◆ **Exercise**: Some lines in the listing below may include the string "right". How many are there? Give only the number.

◆ **Dataset extract**:
- - -
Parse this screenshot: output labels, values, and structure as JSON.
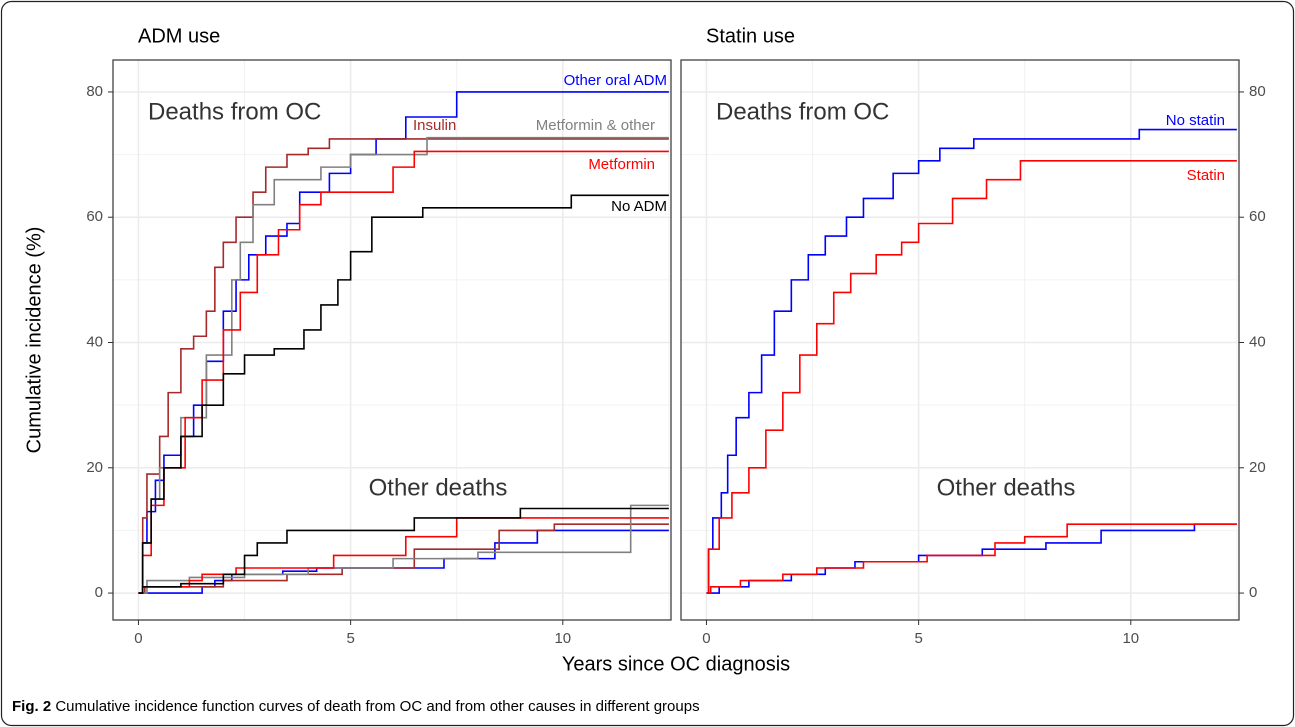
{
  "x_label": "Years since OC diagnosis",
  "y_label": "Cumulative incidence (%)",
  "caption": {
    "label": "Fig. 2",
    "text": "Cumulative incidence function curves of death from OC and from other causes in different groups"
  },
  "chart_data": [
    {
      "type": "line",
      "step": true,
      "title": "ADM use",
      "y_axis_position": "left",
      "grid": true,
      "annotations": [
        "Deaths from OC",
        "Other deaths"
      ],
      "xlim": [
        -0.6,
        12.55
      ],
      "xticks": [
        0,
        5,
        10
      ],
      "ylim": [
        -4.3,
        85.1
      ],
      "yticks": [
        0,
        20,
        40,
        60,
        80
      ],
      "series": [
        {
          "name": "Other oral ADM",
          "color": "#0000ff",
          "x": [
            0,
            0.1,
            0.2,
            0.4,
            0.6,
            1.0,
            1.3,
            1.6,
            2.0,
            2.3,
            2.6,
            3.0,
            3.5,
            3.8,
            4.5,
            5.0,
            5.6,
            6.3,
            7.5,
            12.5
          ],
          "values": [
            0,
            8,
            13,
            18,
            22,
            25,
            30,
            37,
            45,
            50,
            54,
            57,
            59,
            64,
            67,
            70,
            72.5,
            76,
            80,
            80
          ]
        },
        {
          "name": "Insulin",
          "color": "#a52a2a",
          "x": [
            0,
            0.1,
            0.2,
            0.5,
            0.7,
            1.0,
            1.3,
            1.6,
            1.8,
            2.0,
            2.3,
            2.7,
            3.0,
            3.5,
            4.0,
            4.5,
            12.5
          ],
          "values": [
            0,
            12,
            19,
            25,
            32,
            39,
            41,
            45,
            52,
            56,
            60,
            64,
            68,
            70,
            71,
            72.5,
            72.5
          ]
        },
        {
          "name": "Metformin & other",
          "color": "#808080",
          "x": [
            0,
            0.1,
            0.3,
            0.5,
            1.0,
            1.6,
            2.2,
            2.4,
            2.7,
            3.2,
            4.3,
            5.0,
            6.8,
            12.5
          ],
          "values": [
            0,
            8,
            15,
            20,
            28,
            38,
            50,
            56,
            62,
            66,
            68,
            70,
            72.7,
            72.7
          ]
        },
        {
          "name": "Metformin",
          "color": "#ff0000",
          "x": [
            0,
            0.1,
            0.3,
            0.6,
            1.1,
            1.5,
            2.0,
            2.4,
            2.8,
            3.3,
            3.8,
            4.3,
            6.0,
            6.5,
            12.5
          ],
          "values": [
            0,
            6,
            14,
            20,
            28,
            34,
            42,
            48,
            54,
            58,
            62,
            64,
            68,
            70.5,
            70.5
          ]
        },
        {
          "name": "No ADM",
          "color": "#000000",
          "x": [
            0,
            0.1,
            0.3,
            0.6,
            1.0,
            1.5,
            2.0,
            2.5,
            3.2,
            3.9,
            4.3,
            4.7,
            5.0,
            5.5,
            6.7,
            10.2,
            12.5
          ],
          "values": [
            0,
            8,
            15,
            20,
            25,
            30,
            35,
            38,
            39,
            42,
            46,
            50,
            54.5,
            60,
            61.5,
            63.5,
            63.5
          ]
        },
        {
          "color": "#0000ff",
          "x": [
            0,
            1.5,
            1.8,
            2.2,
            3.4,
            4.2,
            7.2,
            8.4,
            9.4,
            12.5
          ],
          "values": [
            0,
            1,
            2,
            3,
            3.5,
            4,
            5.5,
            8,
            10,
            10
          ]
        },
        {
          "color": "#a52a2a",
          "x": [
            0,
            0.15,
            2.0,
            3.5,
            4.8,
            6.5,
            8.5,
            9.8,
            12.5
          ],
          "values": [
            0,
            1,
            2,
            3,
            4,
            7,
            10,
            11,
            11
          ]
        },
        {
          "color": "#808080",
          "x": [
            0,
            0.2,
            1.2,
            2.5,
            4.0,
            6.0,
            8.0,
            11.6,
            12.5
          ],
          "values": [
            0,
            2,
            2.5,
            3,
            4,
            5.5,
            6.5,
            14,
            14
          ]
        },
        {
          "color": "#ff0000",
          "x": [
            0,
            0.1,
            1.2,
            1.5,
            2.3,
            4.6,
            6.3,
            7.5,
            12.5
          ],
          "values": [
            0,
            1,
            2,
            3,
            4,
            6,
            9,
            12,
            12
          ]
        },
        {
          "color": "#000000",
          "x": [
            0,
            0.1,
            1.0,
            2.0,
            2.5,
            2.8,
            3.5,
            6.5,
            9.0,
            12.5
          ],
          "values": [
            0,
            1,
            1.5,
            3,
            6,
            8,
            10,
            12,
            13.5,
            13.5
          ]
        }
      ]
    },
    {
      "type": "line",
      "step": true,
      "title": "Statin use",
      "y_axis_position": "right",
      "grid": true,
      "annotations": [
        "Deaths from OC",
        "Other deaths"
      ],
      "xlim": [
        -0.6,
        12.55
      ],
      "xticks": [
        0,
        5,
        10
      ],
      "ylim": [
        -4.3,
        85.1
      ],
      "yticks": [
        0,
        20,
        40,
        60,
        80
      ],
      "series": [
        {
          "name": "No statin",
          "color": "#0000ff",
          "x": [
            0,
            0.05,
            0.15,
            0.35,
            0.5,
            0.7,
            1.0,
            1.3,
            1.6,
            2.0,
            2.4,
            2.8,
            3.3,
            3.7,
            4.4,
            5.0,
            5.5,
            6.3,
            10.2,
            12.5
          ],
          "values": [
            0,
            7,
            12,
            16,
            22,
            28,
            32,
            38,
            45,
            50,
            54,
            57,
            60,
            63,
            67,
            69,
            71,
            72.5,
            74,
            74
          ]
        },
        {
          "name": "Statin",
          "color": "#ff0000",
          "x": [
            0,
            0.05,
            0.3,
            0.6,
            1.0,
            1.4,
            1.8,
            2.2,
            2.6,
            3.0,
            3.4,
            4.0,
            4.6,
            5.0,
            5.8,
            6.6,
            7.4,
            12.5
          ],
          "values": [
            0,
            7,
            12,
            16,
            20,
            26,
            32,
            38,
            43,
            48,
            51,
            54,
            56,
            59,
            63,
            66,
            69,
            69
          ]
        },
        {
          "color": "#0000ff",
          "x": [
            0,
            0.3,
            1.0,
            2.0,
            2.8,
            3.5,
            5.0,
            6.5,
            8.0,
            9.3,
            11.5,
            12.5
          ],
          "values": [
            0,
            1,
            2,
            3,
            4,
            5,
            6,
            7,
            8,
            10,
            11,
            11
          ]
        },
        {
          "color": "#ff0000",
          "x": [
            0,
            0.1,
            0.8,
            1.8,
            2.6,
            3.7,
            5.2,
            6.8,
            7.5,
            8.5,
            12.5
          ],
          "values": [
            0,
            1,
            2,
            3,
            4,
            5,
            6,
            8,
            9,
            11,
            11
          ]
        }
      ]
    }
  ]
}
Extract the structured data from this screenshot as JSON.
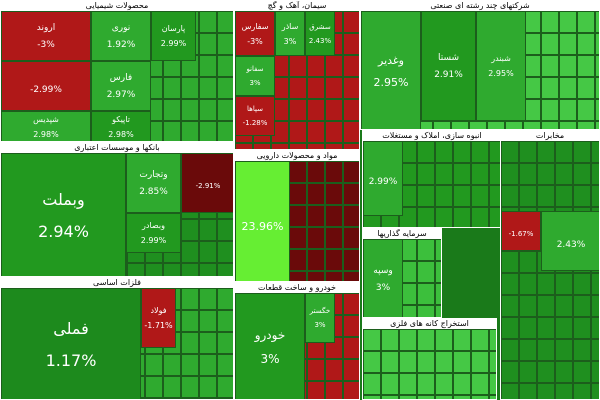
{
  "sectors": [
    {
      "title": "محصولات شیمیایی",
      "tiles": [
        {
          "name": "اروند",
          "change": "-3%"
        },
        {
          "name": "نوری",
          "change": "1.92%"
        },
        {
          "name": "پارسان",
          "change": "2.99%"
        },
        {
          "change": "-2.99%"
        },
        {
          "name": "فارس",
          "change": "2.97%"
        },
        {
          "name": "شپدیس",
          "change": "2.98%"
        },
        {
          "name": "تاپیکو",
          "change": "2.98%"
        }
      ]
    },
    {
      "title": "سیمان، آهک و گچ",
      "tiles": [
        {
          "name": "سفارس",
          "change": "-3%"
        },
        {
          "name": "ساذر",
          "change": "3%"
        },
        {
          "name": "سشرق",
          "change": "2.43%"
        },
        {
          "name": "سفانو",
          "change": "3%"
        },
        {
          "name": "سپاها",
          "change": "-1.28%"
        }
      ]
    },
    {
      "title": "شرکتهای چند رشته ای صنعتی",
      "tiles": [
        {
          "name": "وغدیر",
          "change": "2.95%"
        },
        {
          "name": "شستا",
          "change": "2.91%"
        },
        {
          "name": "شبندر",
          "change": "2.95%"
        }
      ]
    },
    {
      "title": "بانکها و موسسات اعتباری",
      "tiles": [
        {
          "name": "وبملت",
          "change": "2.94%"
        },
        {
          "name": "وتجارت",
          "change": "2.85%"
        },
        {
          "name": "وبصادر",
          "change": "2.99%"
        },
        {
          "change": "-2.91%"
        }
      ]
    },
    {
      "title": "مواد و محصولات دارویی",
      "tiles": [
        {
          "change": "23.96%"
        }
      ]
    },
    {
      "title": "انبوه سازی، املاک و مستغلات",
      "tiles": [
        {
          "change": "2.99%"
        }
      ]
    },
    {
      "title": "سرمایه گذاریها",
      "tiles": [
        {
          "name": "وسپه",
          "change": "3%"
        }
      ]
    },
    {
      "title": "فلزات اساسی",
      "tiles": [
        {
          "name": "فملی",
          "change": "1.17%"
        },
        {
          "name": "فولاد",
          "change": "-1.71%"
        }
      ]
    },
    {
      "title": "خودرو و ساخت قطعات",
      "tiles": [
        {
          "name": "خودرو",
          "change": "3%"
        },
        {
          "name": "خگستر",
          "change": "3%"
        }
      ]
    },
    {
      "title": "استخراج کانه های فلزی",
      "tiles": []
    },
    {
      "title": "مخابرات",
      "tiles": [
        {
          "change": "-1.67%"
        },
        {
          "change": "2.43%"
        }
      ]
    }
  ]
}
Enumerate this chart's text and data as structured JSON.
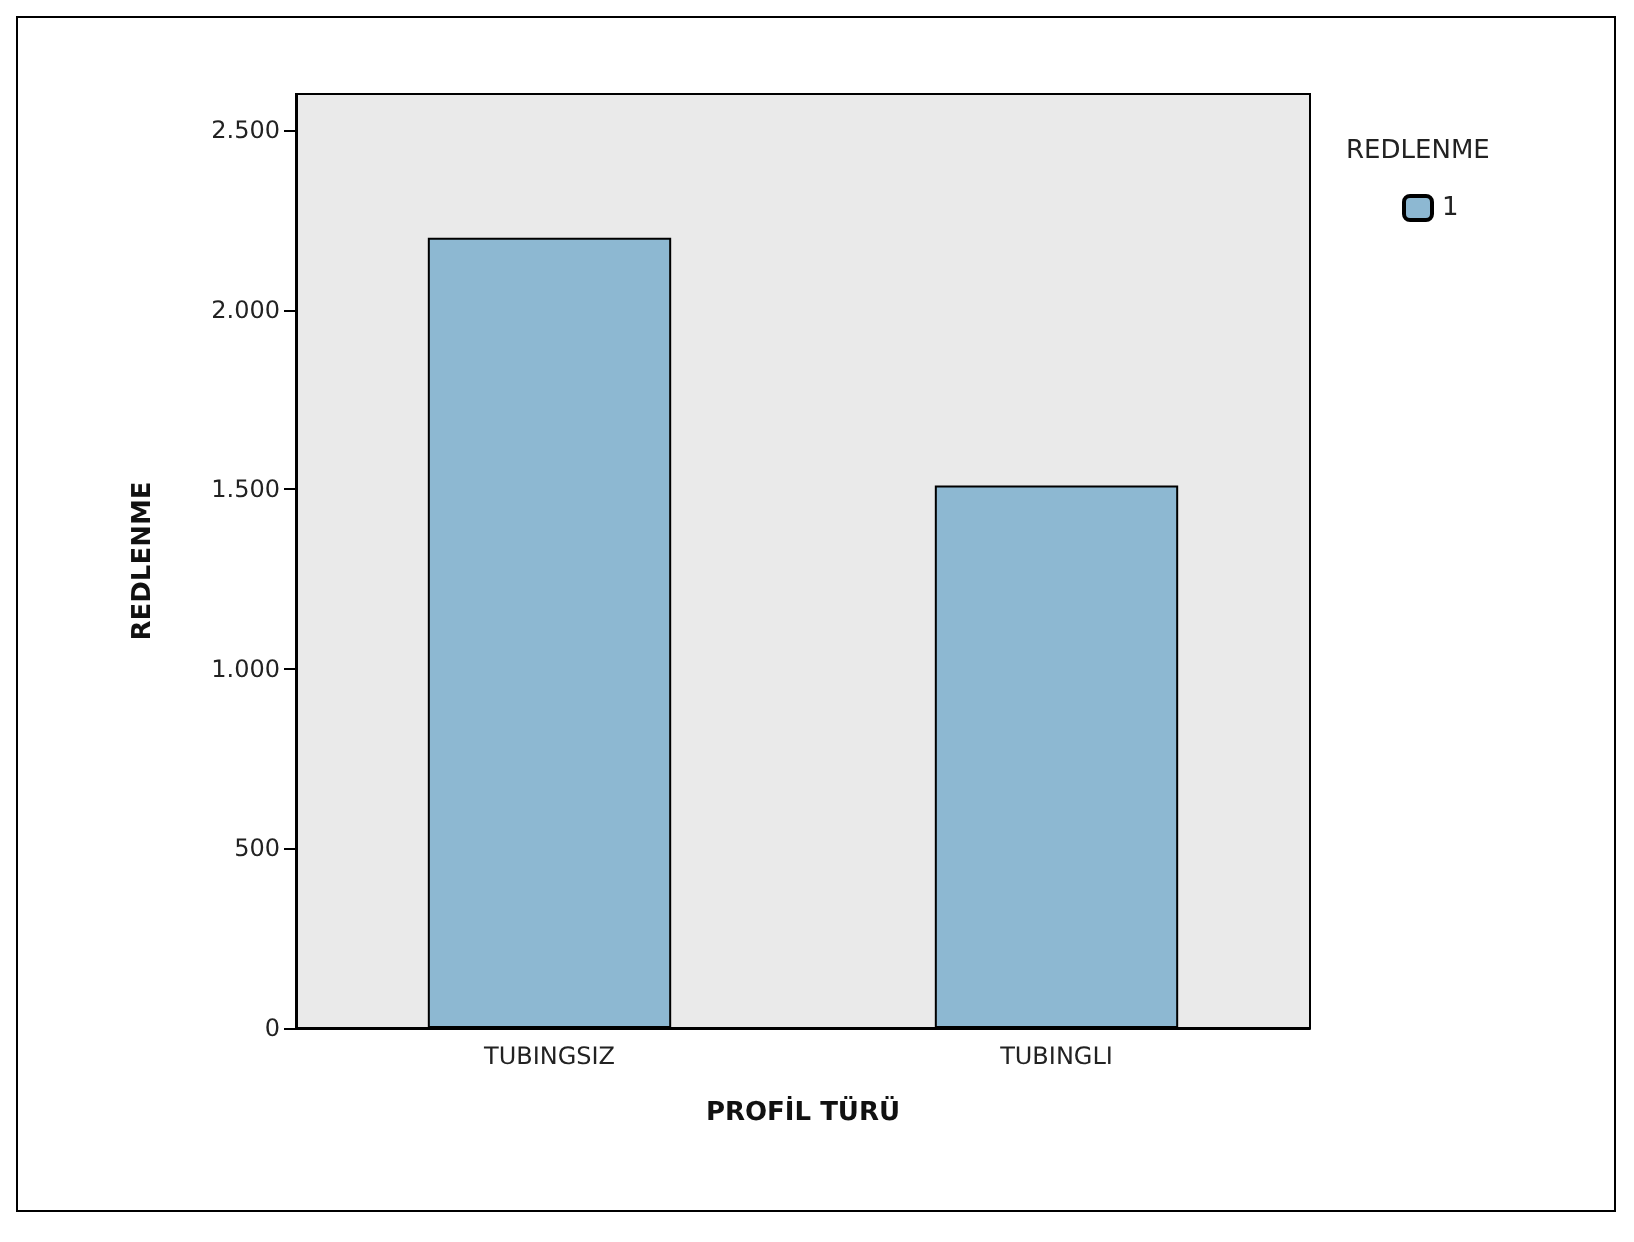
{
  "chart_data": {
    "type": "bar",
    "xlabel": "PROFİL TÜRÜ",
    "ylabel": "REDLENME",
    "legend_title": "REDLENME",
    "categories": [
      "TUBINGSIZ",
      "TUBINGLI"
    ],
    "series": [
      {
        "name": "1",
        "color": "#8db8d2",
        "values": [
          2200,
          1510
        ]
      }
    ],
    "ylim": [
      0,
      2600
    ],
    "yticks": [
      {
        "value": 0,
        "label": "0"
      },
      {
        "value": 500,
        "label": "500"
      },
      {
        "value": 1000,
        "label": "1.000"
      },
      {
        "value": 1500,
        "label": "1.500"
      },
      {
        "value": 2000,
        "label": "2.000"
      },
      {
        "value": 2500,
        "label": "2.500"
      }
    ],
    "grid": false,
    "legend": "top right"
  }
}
- - -
◆ **Answer below**: 2